Records excerpted from a collection:
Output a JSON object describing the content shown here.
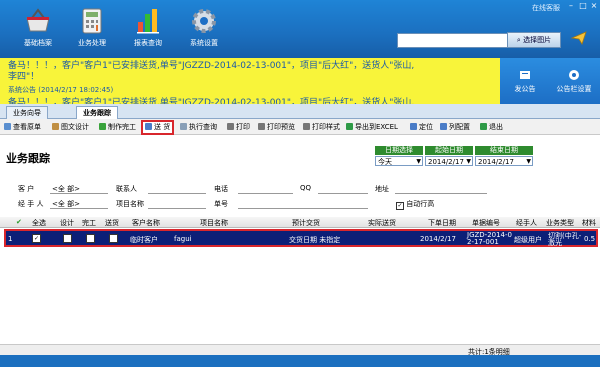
{
  "window": {
    "online_status": "在线客服"
  },
  "nav": [
    {
      "label": "基础档案"
    },
    {
      "label": "业务处理"
    },
    {
      "label": "报表查询"
    },
    {
      "label": "系统设置"
    }
  ],
  "search": {
    "value": "",
    "button_label": "选择图片"
  },
  "notice": {
    "line1": "备马！！！，客户\"客户1\"已安排送货,单号\"JGZZD-2014-02-13-001\"，项目\"后大红\"，送货人\"张山,",
    "line2": "李四\"！",
    "line3": "系统公告 (2014/2/17 18:02:45)",
    "line4": "备马！！！，客户\"客户1\"已安排送货,单号\"JGZZD-2014-02-13-001\"，项目\"后大红\"，送货人\"张山,"
  },
  "right_panel": {
    "item1": "发公告",
    "item2": "公告栏设置"
  },
  "tabs": [
    {
      "label": "业务向导"
    },
    {
      "label": "业务跟踪"
    }
  ],
  "toolbar": {
    "view_order": "查看原单",
    "design": "图文设计",
    "finish": "制作完工",
    "send": "送 货",
    "execute_query": "执行查询",
    "print": "打印",
    "print_preview": "打印预览",
    "print_style": "打印样式",
    "export_excel": "导出到EXCEL",
    "locate": "定位",
    "column_config": "列配置",
    "exit": "退出"
  },
  "page": {
    "title": "业务跟踪"
  },
  "date_filter": {
    "header_date_select": "日期选择",
    "header_start": "起始日期",
    "header_end": "结束日期",
    "period": "今天",
    "start_date": "2014/2/17",
    "end_date": "2014/2/17"
  },
  "filters": {
    "customer_label": "客    户",
    "customer_value": "<全 部>",
    "contact_label": "联系人",
    "phone_label": "电话",
    "qq_label": "QQ",
    "address_label": "地址",
    "handler_label": "经 手 人",
    "handler_value": "<全 部>",
    "project_label": "项目名称",
    "order_label": "单号",
    "auto_wrap_label": "自动行高"
  },
  "grid": {
    "headers": [
      "全选",
      "设计",
      "完工",
      "送货",
      "客户名称",
      "项目名称",
      "预计交货",
      "实际送货",
      "下单日期",
      "单据编号",
      "经手人",
      "业务类型",
      "材料"
    ],
    "row": {
      "index": "1",
      "customer": "临时客户",
      "project": "fagui",
      "expected_delivery": "交货日期 未指定",
      "order_date": "2014/2/17",
      "order_no_1": "JGZD-2014-0",
      "order_no_2": "2-17-001",
      "handler": "超级用户",
      "biz_type_1": "切割(中孔-",
      "biz_type_2": "激光",
      "material": "0.5"
    }
  },
  "footer": {
    "total": "共计:1条明细"
  }
}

Exercise directions
Reproduce the data verbatim. Do not carry any picture into the copy.

Completed task
Output a JSON object describing the content shown here.
{
  "window": {
    "online_status": "在线客服"
  },
  "nav": [
    {
      "label": "基础档案"
    },
    {
      "label": "业务处理"
    },
    {
      "label": "报表查询"
    },
    {
      "label": "系统设置"
    }
  ],
  "search": {
    "value": "",
    "button_label": "选择图片"
  },
  "notice": {
    "line1": "备马！！！，客户\"客户1\"已安排送货,单号\"JGZZD-2014-02-13-001\"，项目\"后大红\"，送货人\"张山,",
    "line2": "李四\"！",
    "line3": "系统公告 (2014/2/17 18:02:45)",
    "line4": "备马！！！，客户\"客户1\"已安排送货,单号\"JGZZD-2014-02-13-001\"，项目\"后大红\"，送货人\"张山,"
  },
  "right_panel": {
    "item1": "发公告",
    "item2": "公告栏设置"
  },
  "tabs": [
    {
      "label": "业务向导"
    },
    {
      "label": "业务跟踪"
    }
  ],
  "toolbar": {
    "view_order": "查看原单",
    "design": "图文设计",
    "finish": "制作完工",
    "send": "送 货",
    "execute_query": "执行查询",
    "print": "打印",
    "print_preview": "打印预览",
    "print_style": "打印样式",
    "export_excel": "导出到EXCEL",
    "locate": "定位",
    "column_config": "列配置",
    "exit": "退出"
  },
  "page": {
    "title": "业务跟踪"
  },
  "date_filter": {
    "header_date_select": "日期选择",
    "header_start": "起始日期",
    "header_end": "结束日期",
    "period": "今天",
    "start_date": "2014/2/17",
    "end_date": "2014/2/17"
  },
  "filters": {
    "customer_label": "客    户",
    "customer_value": "<全 部>",
    "contact_label": "联系人",
    "phone_label": "电话",
    "qq_label": "QQ",
    "address_label": "地址",
    "handler_label": "经 手 人",
    "handler_value": "<全 部>",
    "project_label": "项目名称",
    "order_label": "单号",
    "auto_wrap_label": "自动行高"
  },
  "grid": {
    "headers": [
      "全选",
      "设计",
      "完工",
      "送货",
      "客户名称",
      "项目名称",
      "预计交货",
      "实际送货",
      "下单日期",
      "单据编号",
      "经手人",
      "业务类型",
      "材料"
    ],
    "row": {
      "index": "1",
      "customer": "临时客户",
      "project": "fagui",
      "expected_delivery": "交货日期 未指定",
      "order_date": "2014/2/17",
      "order_no_1": "JGZD-2014-0",
      "order_no_2": "2-17-001",
      "handler": "超级用户",
      "biz_type_1": "切割(中孔-",
      "biz_type_2": "激光",
      "material": "0.5"
    }
  },
  "footer": {
    "total": "共计:1条明细"
  }
}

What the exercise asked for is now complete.